| EXERCISE DIRECTIONS |
State how many lines of the entries include the string "value", please, leaving out everything but the number.

(Chart and figure data)
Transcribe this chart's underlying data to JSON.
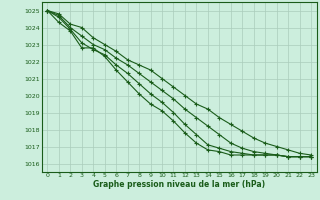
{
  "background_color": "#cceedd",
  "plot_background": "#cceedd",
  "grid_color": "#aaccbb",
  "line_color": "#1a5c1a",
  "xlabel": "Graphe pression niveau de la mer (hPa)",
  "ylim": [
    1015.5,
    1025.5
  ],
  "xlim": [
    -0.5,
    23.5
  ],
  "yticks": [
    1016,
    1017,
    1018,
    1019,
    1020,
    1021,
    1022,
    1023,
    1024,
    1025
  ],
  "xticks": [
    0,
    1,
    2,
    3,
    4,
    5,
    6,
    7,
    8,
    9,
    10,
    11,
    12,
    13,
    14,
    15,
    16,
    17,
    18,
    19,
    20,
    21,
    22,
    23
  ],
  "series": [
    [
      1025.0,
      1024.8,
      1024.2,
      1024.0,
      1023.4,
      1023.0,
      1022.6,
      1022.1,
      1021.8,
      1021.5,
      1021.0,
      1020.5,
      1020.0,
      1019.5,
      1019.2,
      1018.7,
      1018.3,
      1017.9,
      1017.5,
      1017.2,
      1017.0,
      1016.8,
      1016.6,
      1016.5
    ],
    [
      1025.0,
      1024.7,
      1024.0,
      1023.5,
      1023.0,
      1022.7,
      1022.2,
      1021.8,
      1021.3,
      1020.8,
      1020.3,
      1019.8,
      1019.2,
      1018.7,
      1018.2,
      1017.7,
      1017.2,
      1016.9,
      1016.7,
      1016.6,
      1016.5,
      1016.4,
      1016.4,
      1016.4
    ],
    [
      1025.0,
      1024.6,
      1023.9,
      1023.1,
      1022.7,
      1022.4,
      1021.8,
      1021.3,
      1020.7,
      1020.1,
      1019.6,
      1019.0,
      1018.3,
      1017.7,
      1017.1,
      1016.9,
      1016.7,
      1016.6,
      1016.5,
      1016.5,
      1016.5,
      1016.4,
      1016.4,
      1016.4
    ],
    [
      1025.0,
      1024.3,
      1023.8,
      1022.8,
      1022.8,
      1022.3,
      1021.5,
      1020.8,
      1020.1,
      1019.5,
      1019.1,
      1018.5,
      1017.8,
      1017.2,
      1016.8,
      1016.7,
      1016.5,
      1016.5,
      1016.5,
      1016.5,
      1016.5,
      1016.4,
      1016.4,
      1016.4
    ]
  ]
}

--

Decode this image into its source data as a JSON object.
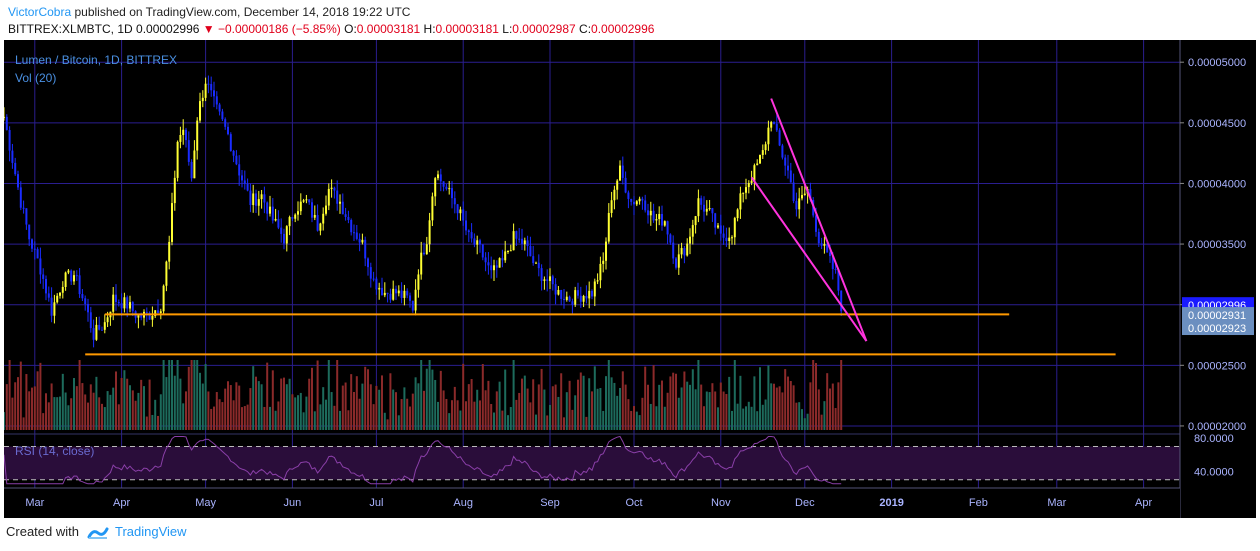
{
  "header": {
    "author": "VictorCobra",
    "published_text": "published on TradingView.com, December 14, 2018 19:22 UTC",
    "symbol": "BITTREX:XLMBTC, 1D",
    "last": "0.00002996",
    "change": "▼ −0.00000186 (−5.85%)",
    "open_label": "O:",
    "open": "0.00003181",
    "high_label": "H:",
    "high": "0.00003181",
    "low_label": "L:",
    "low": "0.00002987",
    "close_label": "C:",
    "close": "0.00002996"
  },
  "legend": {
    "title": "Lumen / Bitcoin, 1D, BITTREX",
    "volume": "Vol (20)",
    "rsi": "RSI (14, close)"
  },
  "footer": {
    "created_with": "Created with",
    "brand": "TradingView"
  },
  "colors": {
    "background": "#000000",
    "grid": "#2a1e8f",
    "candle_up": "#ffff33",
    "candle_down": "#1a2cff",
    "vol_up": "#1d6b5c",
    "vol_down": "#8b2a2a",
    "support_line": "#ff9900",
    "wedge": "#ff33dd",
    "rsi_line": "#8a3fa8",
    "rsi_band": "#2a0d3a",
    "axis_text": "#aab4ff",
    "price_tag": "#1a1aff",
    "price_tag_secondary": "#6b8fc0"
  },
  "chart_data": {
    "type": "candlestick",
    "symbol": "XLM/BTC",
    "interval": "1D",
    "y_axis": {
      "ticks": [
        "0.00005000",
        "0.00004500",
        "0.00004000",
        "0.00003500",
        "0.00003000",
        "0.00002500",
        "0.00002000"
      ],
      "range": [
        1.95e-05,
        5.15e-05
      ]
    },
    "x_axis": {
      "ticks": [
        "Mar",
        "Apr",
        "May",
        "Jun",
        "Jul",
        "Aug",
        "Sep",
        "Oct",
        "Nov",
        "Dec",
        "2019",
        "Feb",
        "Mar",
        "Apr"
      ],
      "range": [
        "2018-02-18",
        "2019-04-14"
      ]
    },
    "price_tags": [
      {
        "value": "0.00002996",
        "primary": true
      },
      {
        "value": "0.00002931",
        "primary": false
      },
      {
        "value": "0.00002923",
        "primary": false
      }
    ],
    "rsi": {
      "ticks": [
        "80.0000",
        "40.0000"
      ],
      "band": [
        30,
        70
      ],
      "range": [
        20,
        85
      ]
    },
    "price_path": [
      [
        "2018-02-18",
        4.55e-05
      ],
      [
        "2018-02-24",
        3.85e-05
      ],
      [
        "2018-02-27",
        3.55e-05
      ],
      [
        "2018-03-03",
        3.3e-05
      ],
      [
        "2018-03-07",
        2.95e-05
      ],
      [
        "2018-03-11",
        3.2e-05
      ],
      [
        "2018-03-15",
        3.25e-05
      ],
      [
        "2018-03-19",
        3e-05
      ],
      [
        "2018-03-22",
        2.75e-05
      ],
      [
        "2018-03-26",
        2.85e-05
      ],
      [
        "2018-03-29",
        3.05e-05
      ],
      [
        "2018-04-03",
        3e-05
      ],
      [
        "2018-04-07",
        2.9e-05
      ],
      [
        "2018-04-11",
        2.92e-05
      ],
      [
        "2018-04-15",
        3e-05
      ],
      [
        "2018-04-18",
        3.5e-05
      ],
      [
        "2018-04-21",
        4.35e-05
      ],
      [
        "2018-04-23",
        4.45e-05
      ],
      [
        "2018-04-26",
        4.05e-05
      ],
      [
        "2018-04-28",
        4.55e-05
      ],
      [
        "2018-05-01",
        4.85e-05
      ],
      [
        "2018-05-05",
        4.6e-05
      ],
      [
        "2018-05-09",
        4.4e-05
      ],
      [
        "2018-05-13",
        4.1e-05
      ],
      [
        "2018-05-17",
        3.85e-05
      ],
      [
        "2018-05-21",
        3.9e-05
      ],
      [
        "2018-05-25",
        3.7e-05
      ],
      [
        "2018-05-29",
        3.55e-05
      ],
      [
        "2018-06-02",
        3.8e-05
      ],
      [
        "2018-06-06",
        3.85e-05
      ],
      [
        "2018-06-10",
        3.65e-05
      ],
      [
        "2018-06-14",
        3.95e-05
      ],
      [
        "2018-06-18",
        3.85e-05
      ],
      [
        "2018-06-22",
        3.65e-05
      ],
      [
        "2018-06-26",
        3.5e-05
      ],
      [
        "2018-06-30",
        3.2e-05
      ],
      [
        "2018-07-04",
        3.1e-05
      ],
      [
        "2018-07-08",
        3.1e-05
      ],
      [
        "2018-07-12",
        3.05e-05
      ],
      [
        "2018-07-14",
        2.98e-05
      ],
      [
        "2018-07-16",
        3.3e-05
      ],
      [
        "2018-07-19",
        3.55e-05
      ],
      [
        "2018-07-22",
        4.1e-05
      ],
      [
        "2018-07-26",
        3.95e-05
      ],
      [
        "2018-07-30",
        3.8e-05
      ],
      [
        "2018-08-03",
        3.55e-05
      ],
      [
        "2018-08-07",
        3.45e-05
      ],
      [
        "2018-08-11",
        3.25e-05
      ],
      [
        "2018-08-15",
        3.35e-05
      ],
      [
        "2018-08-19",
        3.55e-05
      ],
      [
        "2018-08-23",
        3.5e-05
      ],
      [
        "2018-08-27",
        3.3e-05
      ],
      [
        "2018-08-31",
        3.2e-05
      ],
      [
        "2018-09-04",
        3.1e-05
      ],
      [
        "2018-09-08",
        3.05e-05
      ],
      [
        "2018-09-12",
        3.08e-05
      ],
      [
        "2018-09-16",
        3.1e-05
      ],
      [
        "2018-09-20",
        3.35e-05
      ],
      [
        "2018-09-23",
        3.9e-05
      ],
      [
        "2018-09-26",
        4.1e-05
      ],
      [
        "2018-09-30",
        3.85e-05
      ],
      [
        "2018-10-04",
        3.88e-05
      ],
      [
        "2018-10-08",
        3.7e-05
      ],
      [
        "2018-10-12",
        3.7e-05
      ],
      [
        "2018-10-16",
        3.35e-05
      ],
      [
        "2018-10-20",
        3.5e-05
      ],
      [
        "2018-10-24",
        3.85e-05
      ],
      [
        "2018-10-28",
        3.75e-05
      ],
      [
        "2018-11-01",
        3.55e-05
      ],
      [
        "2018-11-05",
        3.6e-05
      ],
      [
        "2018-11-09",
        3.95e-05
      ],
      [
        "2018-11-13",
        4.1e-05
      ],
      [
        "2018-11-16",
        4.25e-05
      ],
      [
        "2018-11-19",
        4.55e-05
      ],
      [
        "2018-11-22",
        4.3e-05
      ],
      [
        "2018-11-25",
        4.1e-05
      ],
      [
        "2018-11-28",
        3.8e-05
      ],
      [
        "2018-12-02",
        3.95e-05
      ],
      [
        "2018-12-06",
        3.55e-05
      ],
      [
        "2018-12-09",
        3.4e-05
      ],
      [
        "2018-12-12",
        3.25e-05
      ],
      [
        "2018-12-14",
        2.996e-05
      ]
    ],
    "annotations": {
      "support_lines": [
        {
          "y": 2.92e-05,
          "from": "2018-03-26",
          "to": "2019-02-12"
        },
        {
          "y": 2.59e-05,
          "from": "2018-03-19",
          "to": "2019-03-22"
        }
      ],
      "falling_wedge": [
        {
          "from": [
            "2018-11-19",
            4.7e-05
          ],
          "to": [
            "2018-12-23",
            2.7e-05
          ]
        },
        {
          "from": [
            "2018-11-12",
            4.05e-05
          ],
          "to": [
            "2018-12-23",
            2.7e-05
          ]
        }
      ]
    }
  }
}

| EXPECTED OUTPUT |
3